*** Provided data

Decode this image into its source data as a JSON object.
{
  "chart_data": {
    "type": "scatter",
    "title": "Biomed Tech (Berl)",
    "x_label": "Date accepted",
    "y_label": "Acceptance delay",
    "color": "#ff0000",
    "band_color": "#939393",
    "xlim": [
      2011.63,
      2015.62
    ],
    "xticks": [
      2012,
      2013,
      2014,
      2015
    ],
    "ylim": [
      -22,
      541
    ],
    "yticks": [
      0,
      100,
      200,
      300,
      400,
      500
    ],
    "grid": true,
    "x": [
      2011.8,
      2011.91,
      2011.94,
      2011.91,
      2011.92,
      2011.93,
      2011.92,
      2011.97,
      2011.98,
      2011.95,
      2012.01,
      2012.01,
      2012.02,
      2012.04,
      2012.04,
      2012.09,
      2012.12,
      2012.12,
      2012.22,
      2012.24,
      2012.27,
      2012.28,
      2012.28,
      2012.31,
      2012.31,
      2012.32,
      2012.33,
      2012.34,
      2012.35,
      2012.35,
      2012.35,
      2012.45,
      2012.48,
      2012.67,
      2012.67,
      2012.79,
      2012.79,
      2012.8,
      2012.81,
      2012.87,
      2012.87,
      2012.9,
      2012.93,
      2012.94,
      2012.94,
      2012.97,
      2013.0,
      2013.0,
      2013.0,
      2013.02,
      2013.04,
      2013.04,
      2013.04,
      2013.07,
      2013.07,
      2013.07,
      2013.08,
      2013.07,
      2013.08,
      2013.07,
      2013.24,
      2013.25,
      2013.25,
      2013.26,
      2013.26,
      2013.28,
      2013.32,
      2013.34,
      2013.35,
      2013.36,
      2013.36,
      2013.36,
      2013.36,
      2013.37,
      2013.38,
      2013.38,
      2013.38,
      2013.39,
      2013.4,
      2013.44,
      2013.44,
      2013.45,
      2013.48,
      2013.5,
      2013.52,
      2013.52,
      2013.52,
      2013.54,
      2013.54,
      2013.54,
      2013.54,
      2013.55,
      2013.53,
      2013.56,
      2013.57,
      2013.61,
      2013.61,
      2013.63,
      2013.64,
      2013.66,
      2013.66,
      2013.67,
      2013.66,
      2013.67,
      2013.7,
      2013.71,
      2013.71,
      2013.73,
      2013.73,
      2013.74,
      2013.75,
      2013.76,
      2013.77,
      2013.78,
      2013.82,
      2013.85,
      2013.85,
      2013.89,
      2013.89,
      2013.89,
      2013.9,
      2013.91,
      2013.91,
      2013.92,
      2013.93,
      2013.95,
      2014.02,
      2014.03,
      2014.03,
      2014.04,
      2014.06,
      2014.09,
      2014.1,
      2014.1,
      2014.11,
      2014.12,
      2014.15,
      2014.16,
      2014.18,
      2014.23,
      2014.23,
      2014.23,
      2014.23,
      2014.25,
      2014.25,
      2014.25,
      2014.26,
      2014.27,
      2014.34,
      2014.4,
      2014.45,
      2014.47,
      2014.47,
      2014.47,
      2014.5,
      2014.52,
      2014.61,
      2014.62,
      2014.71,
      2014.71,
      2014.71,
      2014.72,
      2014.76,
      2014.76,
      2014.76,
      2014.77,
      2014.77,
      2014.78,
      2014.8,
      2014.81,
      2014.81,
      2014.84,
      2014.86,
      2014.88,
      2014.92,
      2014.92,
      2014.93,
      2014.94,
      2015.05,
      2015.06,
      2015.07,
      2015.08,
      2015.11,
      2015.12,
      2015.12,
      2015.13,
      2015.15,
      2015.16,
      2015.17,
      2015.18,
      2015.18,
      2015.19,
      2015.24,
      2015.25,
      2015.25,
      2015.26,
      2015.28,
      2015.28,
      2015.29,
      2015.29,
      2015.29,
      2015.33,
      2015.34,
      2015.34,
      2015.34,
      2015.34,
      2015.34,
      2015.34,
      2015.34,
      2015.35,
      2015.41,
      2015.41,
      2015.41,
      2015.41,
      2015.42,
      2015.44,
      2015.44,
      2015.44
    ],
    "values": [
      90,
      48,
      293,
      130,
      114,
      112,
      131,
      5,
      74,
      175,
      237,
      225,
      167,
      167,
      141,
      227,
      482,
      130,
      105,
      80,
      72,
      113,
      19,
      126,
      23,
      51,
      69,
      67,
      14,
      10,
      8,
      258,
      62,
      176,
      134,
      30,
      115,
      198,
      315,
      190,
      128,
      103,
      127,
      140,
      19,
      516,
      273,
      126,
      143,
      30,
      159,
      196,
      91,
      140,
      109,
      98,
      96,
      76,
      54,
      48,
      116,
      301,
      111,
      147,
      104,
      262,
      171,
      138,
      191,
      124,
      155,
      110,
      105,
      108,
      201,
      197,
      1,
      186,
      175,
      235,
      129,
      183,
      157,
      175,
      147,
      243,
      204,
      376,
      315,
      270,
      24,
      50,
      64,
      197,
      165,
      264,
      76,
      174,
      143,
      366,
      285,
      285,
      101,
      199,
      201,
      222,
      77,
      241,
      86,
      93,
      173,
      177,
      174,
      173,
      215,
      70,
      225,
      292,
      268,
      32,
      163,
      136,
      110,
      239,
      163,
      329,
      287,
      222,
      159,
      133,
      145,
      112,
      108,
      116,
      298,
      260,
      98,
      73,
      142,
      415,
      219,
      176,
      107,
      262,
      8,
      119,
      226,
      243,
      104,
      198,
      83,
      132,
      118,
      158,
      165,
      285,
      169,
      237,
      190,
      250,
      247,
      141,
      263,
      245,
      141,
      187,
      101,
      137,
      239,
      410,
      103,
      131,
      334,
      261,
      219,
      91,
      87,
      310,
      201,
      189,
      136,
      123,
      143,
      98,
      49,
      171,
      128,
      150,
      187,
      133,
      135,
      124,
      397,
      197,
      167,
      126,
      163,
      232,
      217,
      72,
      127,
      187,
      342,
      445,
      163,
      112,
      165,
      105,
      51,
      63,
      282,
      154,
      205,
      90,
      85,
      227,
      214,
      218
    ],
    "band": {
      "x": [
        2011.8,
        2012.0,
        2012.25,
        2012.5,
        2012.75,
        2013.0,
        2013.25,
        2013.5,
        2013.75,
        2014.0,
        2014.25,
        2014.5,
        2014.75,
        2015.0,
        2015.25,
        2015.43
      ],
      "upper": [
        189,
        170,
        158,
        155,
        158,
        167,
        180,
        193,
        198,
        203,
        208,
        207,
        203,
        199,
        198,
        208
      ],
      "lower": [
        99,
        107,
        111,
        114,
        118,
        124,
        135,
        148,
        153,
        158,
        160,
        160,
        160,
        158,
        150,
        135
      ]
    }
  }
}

******

- _Problem to solve_: Print every entry exactly as written.

- _Exercise output_:
Decode this image into its source data as a JSON object.
{
  "chart_data": {
    "type": "scatter",
    "title": "Biomed Tech (Berl)",
    "x_label": "Date accepted",
    "y_label": "Acceptance delay",
    "color": "#ff0000",
    "band_color": "#939393",
    "xlim": [
      2011.63,
      2015.62
    ],
    "xticks": [
      2012,
      2013,
      2014,
      2015
    ],
    "ylim": [
      -22,
      541
    ],
    "yticks": [
      0,
      100,
      200,
      300,
      400,
      500
    ],
    "grid": true,
    "x": [
      2011.8,
      2011.91,
      2011.94,
      2011.91,
      2011.92,
      2011.93,
      2011.92,
      2011.97,
      2011.98,
      2011.95,
      2012.01,
      2012.01,
      2012.02,
      2012.04,
      2012.04,
      2012.09,
      2012.12,
      2012.12,
      2012.22,
      2012.24,
      2012.27,
      2012.28,
      2012.28,
      2012.31,
      2012.31,
      2012.32,
      2012.33,
      2012.34,
      2012.35,
      2012.35,
      2012.35,
      2012.45,
      2012.48,
      2012.67,
      2012.67,
      2012.79,
      2012.79,
      2012.8,
      2012.81,
      2012.87,
      2012.87,
      2012.9,
      2012.93,
      2012.94,
      2012.94,
      2012.97,
      2013.0,
      2013.0,
      2013.0,
      2013.02,
      2013.04,
      2013.04,
      2013.04,
      2013.07,
      2013.07,
      2013.07,
      2013.08,
      2013.07,
      2013.08,
      2013.07,
      2013.24,
      2013.25,
      2013.25,
      2013.26,
      2013.26,
      2013.28,
      2013.32,
      2013.34,
      2013.35,
      2013.36,
      2013.36,
      2013.36,
      2013.36,
      2013.37,
      2013.38,
      2013.38,
      2013.38,
      2013.39,
      2013.4,
      2013.44,
      2013.44,
      2013.45,
      2013.48,
      2013.5,
      2013.52,
      2013.52,
      2013.52,
      2013.54,
      2013.54,
      2013.54,
      2013.54,
      2013.55,
      2013.53,
      2013.56,
      2013.57,
      2013.61,
      2013.61,
      2013.63,
      2013.64,
      2013.66,
      2013.66,
      2013.67,
      2013.66,
      2013.67,
      2013.7,
      2013.71,
      2013.71,
      2013.73,
      2013.73,
      2013.74,
      2013.75,
      2013.76,
      2013.77,
      2013.78,
      2013.82,
      2013.85,
      2013.85,
      2013.89,
      2013.89,
      2013.89,
      2013.9,
      2013.91,
      2013.91,
      2013.92,
      2013.93,
      2013.95,
      2014.02,
      2014.03,
      2014.03,
      2014.04,
      2014.06,
      2014.09,
      2014.1,
      2014.1,
      2014.11,
      2014.12,
      2014.15,
      2014.16,
      2014.18,
      2014.23,
      2014.23,
      2014.23,
      2014.23,
      2014.25,
      2014.25,
      2014.25,
      2014.26,
      2014.27,
      2014.34,
      2014.4,
      2014.45,
      2014.47,
      2014.47,
      2014.47,
      2014.5,
      2014.52,
      2014.61,
      2014.62,
      2014.71,
      2014.71,
      2014.71,
      2014.72,
      2014.76,
      2014.76,
      2014.76,
      2014.77,
      2014.77,
      2014.78,
      2014.8,
      2014.81,
      2014.81,
      2014.84,
      2014.86,
      2014.88,
      2014.92,
      2014.92,
      2014.93,
      2014.94,
      2015.05,
      2015.06,
      2015.07,
      2015.08,
      2015.11,
      2015.12,
      2015.12,
      2015.13,
      2015.15,
      2015.16,
      2015.17,
      2015.18,
      2015.18,
      2015.19,
      2015.24,
      2015.25,
      2015.25,
      2015.26,
      2015.28,
      2015.28,
      2015.29,
      2015.29,
      2015.29,
      2015.33,
      2015.34,
      2015.34,
      2015.34,
      2015.34,
      2015.34,
      2015.34,
      2015.34,
      2015.35,
      2015.41,
      2015.41,
      2015.41,
      2015.41,
      2015.42,
      2015.44,
      2015.44,
      2015.44
    ],
    "values": [
      90,
      48,
      293,
      130,
      114,
      112,
      131,
      5,
      74,
      175,
      237,
      225,
      167,
      167,
      141,
      227,
      482,
      130,
      105,
      80,
      72,
      113,
      19,
      126,
      23,
      51,
      69,
      67,
      14,
      10,
      8,
      258,
      62,
      176,
      134,
      30,
      115,
      198,
      315,
      190,
      128,
      103,
      127,
      140,
      19,
      516,
      273,
      126,
      143,
      30,
      159,
      196,
      91,
      140,
      109,
      98,
      96,
      76,
      54,
      48,
      116,
      301,
      111,
      147,
      104,
      262,
      171,
      138,
      191,
      124,
      155,
      110,
      105,
      108,
      201,
      197,
      1,
      186,
      175,
      235,
      129,
      183,
      157,
      175,
      147,
      243,
      204,
      376,
      315,
      270,
      24,
      50,
      64,
      197,
      165,
      264,
      76,
      174,
      143,
      366,
      285,
      285,
      101,
      199,
      201,
      222,
      77,
      241,
      86,
      93,
      173,
      177,
      174,
      173,
      215,
      70,
      225,
      292,
      268,
      32,
      163,
      136,
      110,
      239,
      163,
      329,
      287,
      222,
      159,
      133,
      145,
      112,
      108,
      116,
      298,
      260,
      98,
      73,
      142,
      415,
      219,
      176,
      107,
      262,
      8,
      119,
      226,
      243,
      104,
      198,
      83,
      132,
      118,
      158,
      165,
      285,
      169,
      237,
      190,
      250,
      247,
      141,
      263,
      245,
      141,
      187,
      101,
      137,
      239,
      410,
      103,
      131,
      334,
      261,
      219,
      91,
      87,
      310,
      201,
      189,
      136,
      123,
      143,
      98,
      49,
      171,
      128,
      150,
      187,
      133,
      135,
      124,
      397,
      197,
      167,
      126,
      163,
      232,
      217,
      72,
      127,
      187,
      342,
      445,
      163,
      112,
      165,
      105,
      51,
      63,
      282,
      154,
      205,
      90,
      85,
      227,
      214,
      218
    ],
    "band": {
      "x": [
        2011.8,
        2012.0,
        2012.25,
        2012.5,
        2012.75,
        2013.0,
        2013.25,
        2013.5,
        2013.75,
        2014.0,
        2014.25,
        2014.5,
        2014.75,
        2015.0,
        2015.25,
        2015.43
      ],
      "upper": [
        189,
        170,
        158,
        155,
        158,
        167,
        180,
        193,
        198,
        203,
        208,
        207,
        203,
        199,
        198,
        208
      ],
      "lower": [
        99,
        107,
        111,
        114,
        118,
        124,
        135,
        148,
        153,
        158,
        160,
        160,
        160,
        158,
        150,
        135
      ]
    }
  }
}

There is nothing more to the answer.